* [Text]
+ + + + + + +
- WIS 11; mainline in red, business route in blue

Route information
- Maintained by WisDOT
- Length: 157.56 mi (253.57 km)

Major junctions
- West end: US 61 / US 151 / WIS 35 in Hazel Green
- US 51 in Janesville; I-39 / I-90 in Janesville; I-39 / I-90 in Janesville; US 14 in Janesville; US 14 / WIS 89 in Darien; I-43 in Elkhorn; US 45 in Union Grove; I-41 / I-94 / US 41 in Mt. Pleasant;
- East end: WIS 32 / LMCT in Racine

Location
- Country: United States
- State: Wisconsin
- Counties: Grant, Lafayette, Green, Rock, Walworth, Racine

Highway system
- Wisconsin State Trunk Highway System; Interstate; US; State; Scenic; Rustic;
| ← WIS 10 |  | → US 12 |
| ← WIS 341 | WIS 351 | → WIS 441 |

= Wisconsin Highway 11 =

State highway in Wisconsin, United States

State Trunk Highway 11 (often called Highway 11, STH-11 or WIS 11) is a state highway running east-west across southern Wisconsin. The highway connects Dubuque, Iowa with the cities of Janesville, Racine and Elkhorn. Most of the route is two-lane road with the exception of an expressway bypass of Monroe, a multilane bypass of Janesville, a section where it is concurrent with I-39 and I-90, a combined freeway/divided highway bypass of Burlington to the south, where it is partially concurrent with WI 36 and WI 83, and urban multilane highway in the greater Racine area.
+ + + + + + +
* [Given information]
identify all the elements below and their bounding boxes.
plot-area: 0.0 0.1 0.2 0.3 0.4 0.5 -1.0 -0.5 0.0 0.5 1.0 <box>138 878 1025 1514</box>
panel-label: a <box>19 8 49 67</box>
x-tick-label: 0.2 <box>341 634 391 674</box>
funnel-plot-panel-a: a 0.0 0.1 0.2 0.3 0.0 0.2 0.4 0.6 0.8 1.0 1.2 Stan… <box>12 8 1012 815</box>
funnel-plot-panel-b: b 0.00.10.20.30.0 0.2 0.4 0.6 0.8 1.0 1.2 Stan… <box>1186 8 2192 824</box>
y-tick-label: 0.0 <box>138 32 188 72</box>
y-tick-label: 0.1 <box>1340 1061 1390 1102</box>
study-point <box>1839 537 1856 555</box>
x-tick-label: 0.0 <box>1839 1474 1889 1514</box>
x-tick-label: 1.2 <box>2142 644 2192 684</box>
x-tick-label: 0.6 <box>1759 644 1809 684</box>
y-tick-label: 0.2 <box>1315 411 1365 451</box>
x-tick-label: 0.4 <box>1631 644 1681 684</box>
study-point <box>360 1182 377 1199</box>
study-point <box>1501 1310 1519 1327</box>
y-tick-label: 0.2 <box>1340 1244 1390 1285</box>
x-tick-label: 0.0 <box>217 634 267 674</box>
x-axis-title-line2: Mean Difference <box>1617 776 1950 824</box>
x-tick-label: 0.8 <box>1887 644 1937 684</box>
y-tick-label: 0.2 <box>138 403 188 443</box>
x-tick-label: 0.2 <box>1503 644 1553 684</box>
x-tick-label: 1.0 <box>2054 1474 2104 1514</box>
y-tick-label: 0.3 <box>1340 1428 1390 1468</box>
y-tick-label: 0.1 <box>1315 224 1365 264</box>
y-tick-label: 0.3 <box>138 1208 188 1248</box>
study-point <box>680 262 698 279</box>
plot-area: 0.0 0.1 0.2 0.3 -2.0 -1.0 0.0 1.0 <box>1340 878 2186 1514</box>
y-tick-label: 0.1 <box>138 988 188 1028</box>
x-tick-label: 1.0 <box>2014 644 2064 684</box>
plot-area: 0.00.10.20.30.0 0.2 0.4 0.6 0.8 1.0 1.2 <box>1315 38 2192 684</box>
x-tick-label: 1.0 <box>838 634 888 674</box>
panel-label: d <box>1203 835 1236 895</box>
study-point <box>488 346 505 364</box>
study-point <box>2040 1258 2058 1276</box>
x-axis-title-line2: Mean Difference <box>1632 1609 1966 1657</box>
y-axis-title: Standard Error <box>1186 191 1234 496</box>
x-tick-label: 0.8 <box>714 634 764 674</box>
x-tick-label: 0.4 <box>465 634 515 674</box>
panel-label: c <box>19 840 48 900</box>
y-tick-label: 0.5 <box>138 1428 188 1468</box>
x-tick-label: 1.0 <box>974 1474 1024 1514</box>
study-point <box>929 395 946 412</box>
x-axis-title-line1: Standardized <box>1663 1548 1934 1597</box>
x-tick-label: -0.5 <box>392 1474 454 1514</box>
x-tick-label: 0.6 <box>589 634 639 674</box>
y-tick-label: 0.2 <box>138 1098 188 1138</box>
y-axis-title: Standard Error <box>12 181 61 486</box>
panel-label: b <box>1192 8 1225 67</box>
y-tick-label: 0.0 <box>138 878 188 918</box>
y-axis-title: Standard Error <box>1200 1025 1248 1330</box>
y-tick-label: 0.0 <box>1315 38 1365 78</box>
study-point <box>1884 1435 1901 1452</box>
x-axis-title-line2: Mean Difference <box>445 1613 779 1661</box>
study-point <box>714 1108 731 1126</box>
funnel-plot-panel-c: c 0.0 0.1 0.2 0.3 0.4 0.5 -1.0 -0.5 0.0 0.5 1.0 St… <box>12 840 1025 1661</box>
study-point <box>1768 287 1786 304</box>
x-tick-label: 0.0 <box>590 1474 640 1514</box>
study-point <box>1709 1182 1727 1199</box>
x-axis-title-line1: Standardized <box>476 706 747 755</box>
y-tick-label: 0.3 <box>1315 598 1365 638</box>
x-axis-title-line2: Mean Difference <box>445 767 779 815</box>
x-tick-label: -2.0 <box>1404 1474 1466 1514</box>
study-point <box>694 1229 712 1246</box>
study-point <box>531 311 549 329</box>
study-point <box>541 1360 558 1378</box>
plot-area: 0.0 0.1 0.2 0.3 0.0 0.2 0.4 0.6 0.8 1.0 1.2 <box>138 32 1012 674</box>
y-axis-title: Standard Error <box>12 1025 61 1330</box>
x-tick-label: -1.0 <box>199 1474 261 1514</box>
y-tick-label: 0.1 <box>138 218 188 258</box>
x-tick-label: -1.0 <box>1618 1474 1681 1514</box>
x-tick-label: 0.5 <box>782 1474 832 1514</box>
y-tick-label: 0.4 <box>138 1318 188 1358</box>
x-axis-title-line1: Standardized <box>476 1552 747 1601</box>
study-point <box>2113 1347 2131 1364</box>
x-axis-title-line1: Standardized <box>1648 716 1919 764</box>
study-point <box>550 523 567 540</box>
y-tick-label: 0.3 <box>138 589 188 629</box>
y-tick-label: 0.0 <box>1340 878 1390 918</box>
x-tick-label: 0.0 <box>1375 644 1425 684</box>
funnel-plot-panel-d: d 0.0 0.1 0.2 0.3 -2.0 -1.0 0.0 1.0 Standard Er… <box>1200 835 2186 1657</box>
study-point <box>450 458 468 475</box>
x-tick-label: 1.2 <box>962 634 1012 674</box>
+ + + + + + +
* [Things to do]
a: Please arrange the lines of the listing as a JSON list of strings, one string per line and no blank lines, beginning at the listing's first line and stopping after the line that contains "x-axis-title-line2: Mean Difference <box>1632".
b: Pick up the Wisconsin Highway 11 article after its last sentence and continue it.
The Wisconsin Highway 11 article and the listing have no connection to each other.

* [Exercise results]
a:
[
  "identify all the elements below and their bounding boxes.",
  "plot-area: 0.0 0.1 0.2 0.3 0.4 0.5 -1.0 -0.5 0.0 0.5 1.0 <box>138 878 1025 1514</box>",
  "panel-label: a <box>19 8 49 67</box>",
  "x-tick-label: 0.2 <box>341 634 391 674</box>",
  "funnel-plot-panel-a: a 0.0 0.1 0.2 0.3 0.0 0.2 0.4 0.6 0.8 1.0 1.2 Stan… <box>12 8 1012 815</box>",
  "funnel-plot-panel-b: b 0.00.10.20.30.0 0.2 0.4 0.6 0.8 1.0 1.2 Stan… <box>1186 8 2192 824</box>",
  "y-tick-label: 0.0 <box>138 32 188 72</box>",
  "y-tick-label: 0.1 <box>1340 1061 1390 1102</box>",
  "study-point <box>1839 537 1856 555</box>",
  "x-tick-label: 0.0 <box>1839 1474 1889 1514</box>",
  "x-tick-label: 1.2 <box>2142 644 2192 684</box>",
  "x-tick-label: 0.6 <box>1759 644 1809 684</box>",
  "y-tick-label: 0.2 <box>1315 411 1365 451</box>",
  "x-tick-label: 0.4 <box>1631 644 1681 684</box>",
  "study-point <box>360 1182 377 1199</box>",
  "study-point <box>1501 1310 1519 1327</box>",
  "y-tick-label: 0.2 <box>1340 1244 1390 1285</box>",
  "x-tick-label: 0.0 <box>217 634 267 674</box>",
  "x-axis-title-line2: Mean Difference <box>1617 776 1950 824</box>",
  "x-tick-label: 0.8 <box>1887 644 1937 684</box>",
  "y-tick-label: 0.2 <box>138 403 188 443</box>",
  "x-tick-label: 0.2 <box>1503 644 1553 684</box>",
  "x-tick-label: 1.0 <box>2054 1474 2104 1514</box>",
  "y-tick-label: 0.3 <box>1340 1428 1390 1468</box>",
  "y-tick-label: 0.1 <box>1315 224 1365 264</box>",
  "y-tick-label: 0.3 <box>138 1208 188 1248</box>",
  "study-point <box>680 262 698 279</box>",
  "plot-area: 0.0 0.1 0.2 0.3 -2.0 -1.0 0.0 1.0 <box>1340 878 2186 1514</box>",
  "y-tick-label: 0.1 <box>138 988 188 1028</box>",
  "x-tick-label: 1.0 <box>2014 644 2064 684</box>",
  "plot-area: 0.00.10.20.30.0 0.2 0.4 0.6 0.8 1.0 1.2 <box>1315 38 2192 684</box>",
  "x-tick-label: 1.0 <box>838 634 888 674</box>",
  "panel-label: d <box>1203 835 1236 895</box>",
  "study-point <box>488 346 505 364</box>",
  "study-point <box>2040 1258 2058 1276</box>",
  "x-axis-title-line2: Mean Difference <box>1632 1609 1966 1657</box>"
]

b:
== Route description ==
WIS 11 begins in Grant County at the freeway carrying US 61 and US 151 and concurrent with WIS 35. WIS 35 turns south to Illinois a half of a mile into the route as WIS 11 meanders to the east to Hazel Green where it picks up WIS 80 north for 3 mi before turning east again into Lafayette County while WIS 80 continues north along the county line. The highway passes through Benton and Shullsburg before reaching the WIS 23 southern terminus five miles (8 km) east of Shullsburg. WIS 11 then junctions with WIS 78 in Gratiot and passes through South Wayne two miles (3 km) west of the Green County line.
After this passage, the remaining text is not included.